WHAT IS REQUIRED: Recast every line of the rows below as a Markdown table with the columns "No." and "Line", numbering each line and leaving out blank lines. Omit the picture markers from the table.

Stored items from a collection
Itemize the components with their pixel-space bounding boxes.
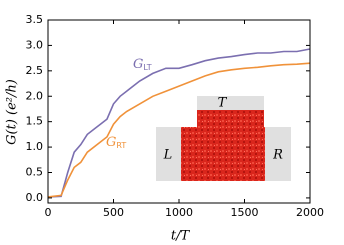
y-tick-label: 0.0 [26,191,44,204]
lead-right [264,127,291,181]
line [47,48,311,198]
series-label: GLT [133,57,152,72]
y-tick-label: 2.0 [26,89,44,102]
x-tick-label: 500 [103,206,124,219]
inset-label: L [163,148,173,163]
x-tick-label: 1500 [231,206,259,219]
y-tick-label: 1.0 [26,140,44,153]
lead-top [197,96,264,111]
series-label-name: G [133,57,143,72]
series-label-subscript: RT [116,141,126,150]
series-label-name: G [106,135,116,150]
y-axis-label: G(t) (e²/h) [5,79,20,145]
x-tick-label: 1000 [165,206,193,219]
series-label: GRT [106,135,126,150]
inset-label: T [218,96,228,111]
scattering-region [181,127,265,181]
y-tick-label: 1.5 [26,115,44,128]
y-tick-label: 2.5 [26,64,44,77]
x-tick-label: 2000 [296,206,324,219]
y-tick-label: 3.5 [26,13,44,26]
lead-left [156,127,182,181]
plot-frame [47,19,311,204]
y-tick-label: 3.0 [26,38,44,51]
y-tick-label: 0.5 [26,166,44,179]
x-axis-label: t/T [171,229,191,244]
line [47,62,311,198]
scattering-region [197,110,264,128]
series-label-subscript: LT [143,63,151,72]
x-tick-label: 0 [45,206,52,219]
inset: L R T [156,96,291,181]
inset-label: R [272,148,283,163]
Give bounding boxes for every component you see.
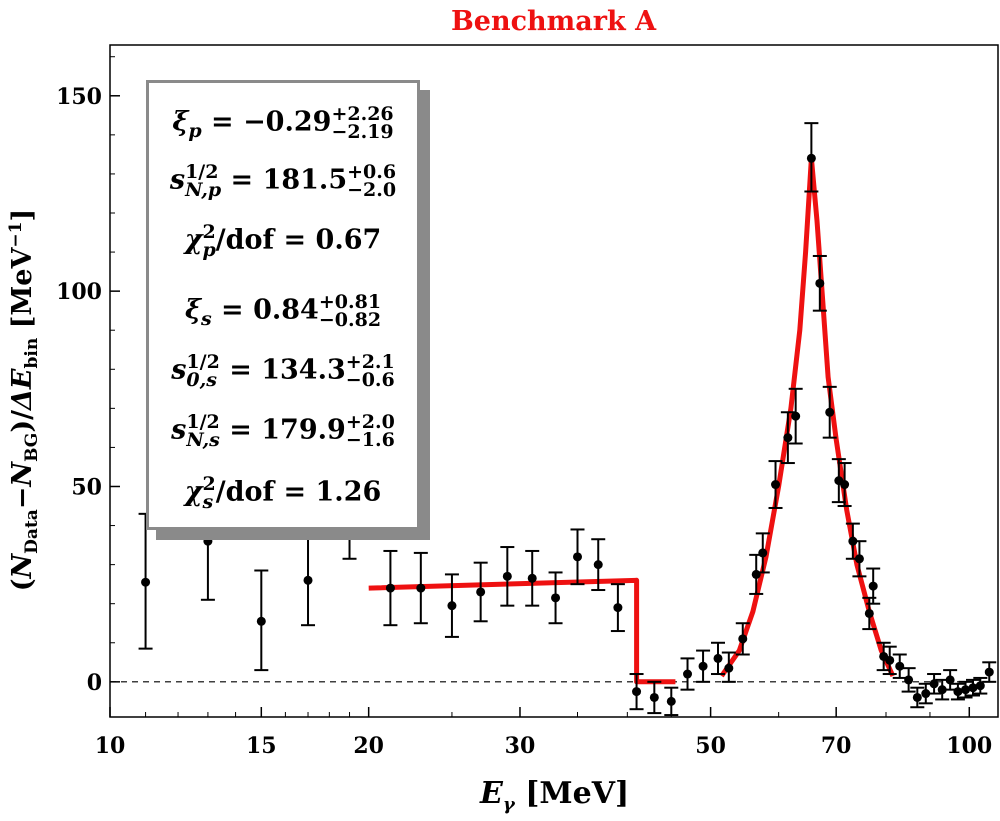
y-tick-label: 150 (56, 84, 102, 110)
data-point (895, 661, 905, 671)
x-tick-label: 100 (946, 733, 992, 759)
data-point (698, 661, 708, 671)
y-tick-label: 100 (56, 279, 102, 305)
data-point (825, 407, 835, 417)
data-point (945, 675, 955, 685)
legend-sN-s: s 1/2 N,s = 179.9 +2.0 −1.6 (171, 411, 395, 452)
fit-results-legend: ξp = −0.29 +2.26 −2.19 s 1/2 N,p = 181.5 +0.6… (146, 80, 420, 530)
x-tick-label: 30 (505, 733, 536, 759)
data-point (527, 573, 537, 583)
data-point (713, 653, 723, 663)
y-axis-label: (NData−NBG)/ΔEbin [MeV−1] (5, 208, 43, 592)
data-point (885, 655, 895, 665)
data-point (961, 685, 971, 695)
x-axis-label: Eγ [MeV] (480, 776, 630, 815)
data-point (929, 679, 939, 689)
legend-sN-p: s 1/2 N,p = 181.5 +0.6 −2.0 (169, 161, 397, 202)
legend-xi-s: ξs = 0.84 +0.81 −0.82 (184, 291, 382, 332)
data-point (953, 687, 963, 697)
data-point (815, 278, 825, 288)
data-point (385, 583, 395, 593)
data-point (551, 593, 561, 603)
x-tick-label: 15 (246, 733, 277, 759)
data-point (854, 554, 864, 564)
data-point (203, 536, 213, 546)
data-point (573, 552, 583, 562)
data-point (771, 480, 781, 490)
data-point (868, 581, 878, 591)
data-point (968, 683, 978, 693)
data-point (806, 153, 816, 163)
x-tick-label: 10 (95, 733, 126, 759)
data-point (751, 569, 761, 579)
data-point (666, 696, 676, 706)
x-tick-label: 50 (695, 733, 726, 759)
fit-curves (368, 155, 896, 685)
data-point (502, 571, 512, 581)
fit-line-plateau (368, 577, 676, 685)
data-point (912, 692, 922, 702)
data-point (848, 536, 858, 546)
plot-frame (109, 44, 999, 718)
y-tick-label: 50 (71, 474, 102, 500)
data-point (984, 667, 994, 677)
data-point (683, 669, 693, 679)
legend-s0-s: s 1/2 0,s = 134.3 +2.1 −0.6 (171, 351, 395, 392)
data-point (921, 689, 931, 699)
data-point (476, 587, 486, 597)
chart-title: Benchmark A (450, 6, 657, 37)
data-point (758, 548, 768, 558)
data-point (791, 411, 801, 421)
data-point (632, 687, 642, 697)
data-point (447, 601, 457, 611)
data-point (613, 603, 623, 613)
data-point (416, 583, 426, 593)
data-point (975, 681, 985, 691)
data-point (864, 608, 874, 618)
x-tick-label: 70 (821, 733, 852, 759)
data-point (141, 577, 151, 587)
data-point (724, 663, 734, 673)
legend-chi-s: χ 2 s/dof = 1.26 (184, 473, 382, 514)
data-point (904, 675, 914, 685)
data-point (840, 480, 850, 490)
data-point (783, 433, 793, 443)
plot-border (109, 44, 999, 718)
data-point (303, 575, 313, 585)
y-tick-label: 0 (87, 670, 102, 696)
data-point (738, 634, 748, 644)
data-points (141, 153, 994, 706)
data-point (649, 692, 659, 702)
data-point (593, 560, 603, 570)
x-tick-label: 20 (353, 733, 384, 759)
axis-ticks: 0 50 100 150 10 15 20 30 50 70 100 (56, 56, 992, 759)
legend-chi-p: χ 2 p/dof = 0.67 (184, 221, 382, 262)
data-point (937, 685, 947, 695)
legend-xi-p: ξp = −0.29 +2.26 −2.19 (172, 103, 394, 144)
data-point (256, 616, 266, 626)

EXPECTED ANSWER:
| No. | Line |
|---|---|
| 1 | Itemize the components with their pixel-space bounding boxes. |
| 2 | y-tick-label: 0.0 [26,191,44,204] |
| 3 | lead-right [264,127,291,181] |
| 4 | line [47,48,311,198] |
| 5 | series-label: GLT [133,57,152,72] |
| 6 | y-tick-label: 2.0 [26,89,44,102] |
| 7 | x-tick-label: 500 [103,206,124,219] |
| 8 | inset-label: L [163,148,173,163] |
| 9 | x-tick-label: 1500 [231,206,259,219] |
| 10 | y-tick-label: 1.0 [26,140,44,153] |
| 11 | lead-top [197,96,264,111] |
| 12 | series-label-name: G [133,57,143,72] |
| 13 | series-label-subscript: RT [116,141,126,150] |
| 14 | series-label-name: G [106,135,116,150] |
| 15 | y-axis-label: G(t) (e²/h) [5,79,20,145] |
| 16 | x-tick-label: 1000 [165,206,193,219] |
| 17 | series-label: GRT [106,135,126,150] |
| 18 | inset-label: T [218,96,228,111] |
| 19 | scattering-region [181,127,265,181] |
| 20 | y-tick-label: 1.5 [26,115,44,128] |
| 21 | y-tick-label: 2.5 [26,64,44,77] |
| 22 | x-tick-label: 2000 [296,206,324,219] |
| 23 | y-tick-label: 3.5 [26,13,44,26] |
| 24 | lead-left [156,127,182,181] |
| 25 | plot-frame [47,19,311,204] |
| 26 | y-tick-label: 3.0 [26,38,44,51] |
| 27 | y-tick-label: 0.5 [26,166,44,179] |
| 28 | x-axis-label: t/T [171,229,191,244] |
| 29 | line [47,62,311,198] |
| 30 | scattering-region [197,110,264,128] |
| 31 | series-label-subscript: LT [143,63,151,72] |
| 32 | x-tick-label: 0 [45,206,52,219] |
| 33 | inset: L R T [156,96,291,181] |
| 34 | inset-label: R [272,148,283,163] |
| 35 | Give bounding boxes for every component you see. |
| 36 | y-tick-label: 150 (56, 84, 102, 110) |
| 37 | data-point (895, 661, 905, 671) |
| 38 | x-tick-label: 100 (946, 733, 992, 759) |
| 39 | data-point (698, 661, 708, 671) |
| 40 | y-tick-label: 100 (56, 279, 102, 305) |
| 41 | data-point (825, 407, 835, 417) |
| 42 | data-point (945, 675, 955, 685) |
| 43 | legend-sN-s: s 1/2 N,s = 179.9 +2.0 −1.6 (171, 411, 395, 452) |
| 44 | fit-results-legend: ξp = −0.29 +2.26 −2.19 s 1/2 N,p = 181.5 +0.6… (146, 80, 420, 530) |
| 45 | x-tick-label: 30 (505, 733, 536, 759) |
| 46 | data-point (527, 573, 537, 583) |
| 47 | data-point (713, 653, 723, 663) |
| 48 | y-axis-label: (NData−NBG)/ΔEbin [MeV−1] (5, 208, 43, 592) |
| 49 | data-point (885, 655, 895, 665) |
| 50 | data-point (961, 685, 971, 695) |
| 51 | x-axis-label: Eγ [MeV] (480, 776, 630, 815) |
| 52 | data-point (929, 679, 939, 689) |
| 53 | legend-sN-p: s 1/2 N,p = 181.5 +0.6 −2.0 (169, 161, 397, 202) |
| 54 | legend-xi-s: ξs = 0.84 +0.81 −0.82 (184, 291, 382, 332) |
| 55 | data-point (953, 687, 963, 697) |
| 56 | data-point (815, 278, 825, 288) |
| 57 | data-point (385, 583, 395, 593) |
| 58 | data-point (551, 593, 561, 603) |
| 59 | x-tick-label: 15 (246, 733, 277, 759) |
| 60 | data-point (854, 554, 864, 564) |
| 61 | data-point (203, 536, 213, 546) |
| 62 | data-point (573, 552, 583, 562) |
| 63 | data-point (771, 480, 781, 490) |
| 64 | data-point (868, 581, 878, 591) |
| 65 | data-point (968, 683, 978, 693) |
| 66 | data-point (806, 153, 816, 163) |
| 67 | x-tick-label: 10 (95, 733, 126, 759) |
| 68 | data-point (751, 569, 761, 579) |
| 69 | data-point (666, 696, 676, 706) |
| 70 | x-tick-label: 50 (695, 733, 726, 759) |
| 71 | fit-curves (368, 155, 896, 685) |
| 72 | data-point (502, 571, 512, 581) |
| 73 | fit-line-plateau (368, 577, 676, 685) |
| 74 | data-point (912, 692, 922, 702) |
| 75 | data-point (848, 536, 858, 546) |
| 76 | plot-frame (109, 44, 999, 718) |
| 77 | y-tick-label: 50 (71, 474, 102, 500) |
| 78 | data-point (984, 667, 994, 677) |
| 79 | data-point (683, 669, 693, 679) |
| 80 | legend-s0-s: s 1/2 0,s = 134.3 +2.1 −0.6 (171, 351, 395, 392) |
| 81 | data-point (921, 689, 931, 699) |
| 82 | data-point (476, 587, 486, 597) |
| 83 | chart-title: Benchmark A (450, 6, 657, 37) |
| 84 | data-point (758, 548, 768, 558) |
| 85 | data-point (791, 411, 801, 421) |
| 86 | data-point (632, 687, 642, 697) |
| 87 | data-point (447, 601, 457, 611) |
| 88 | data-point (613, 603, 623, 613) |
| 89 | data-point (416, 583, 426, 593) |
| 90 | data-point (975, 681, 985, 691) |
| 91 | data-point (864, 608, 874, 618) |
| 92 | x-tick-label: 70 (821, 733, 852, 759) |
| 93 | data-point (141, 577, 151, 587) |
| 94 | data-point (724, 663, 734, 673) |
| 95 | legend-chi-s: χ 2 s/dof = 1.26 (184, 473, 382, 514) |
| 96 | data-point (904, 675, 914, 685) |
| 97 | data-point (840, 480, 850, 490) |
| 98 | data-point (783, 433, 793, 443) |
| 99 | plot-border (109, 44, 999, 718) |
| 100 | data-point (303, 575, 313, 585) |
| 101 | y-tick-label: 0 (87, 670, 102, 696) |
| 102 | data-point (738, 634, 748, 644) |
| 103 | data-points (141, 153, 994, 706) |
| 104 | data-point (649, 692, 659, 702) |
| 105 | data-point (593, 560, 603, 570) |
| 106 | x-tick-label: 20 (353, 733, 384, 759) |
| 107 | axis-ticks: 0 50 100 150 10 15 20 30 50 70 100 (56, 56, 992, 759) |
| 108 | legend-chi-p: χ 2 p/dof = 0.67 (184, 221, 382, 262) |
| 109 | data-point (937, 685, 947, 695) |
| 110 | legend-xi-p: ξp = −0.29 +2.26 −2.19 (172, 103, 394, 144) |
| 111 | data-point (256, 616, 266, 626) |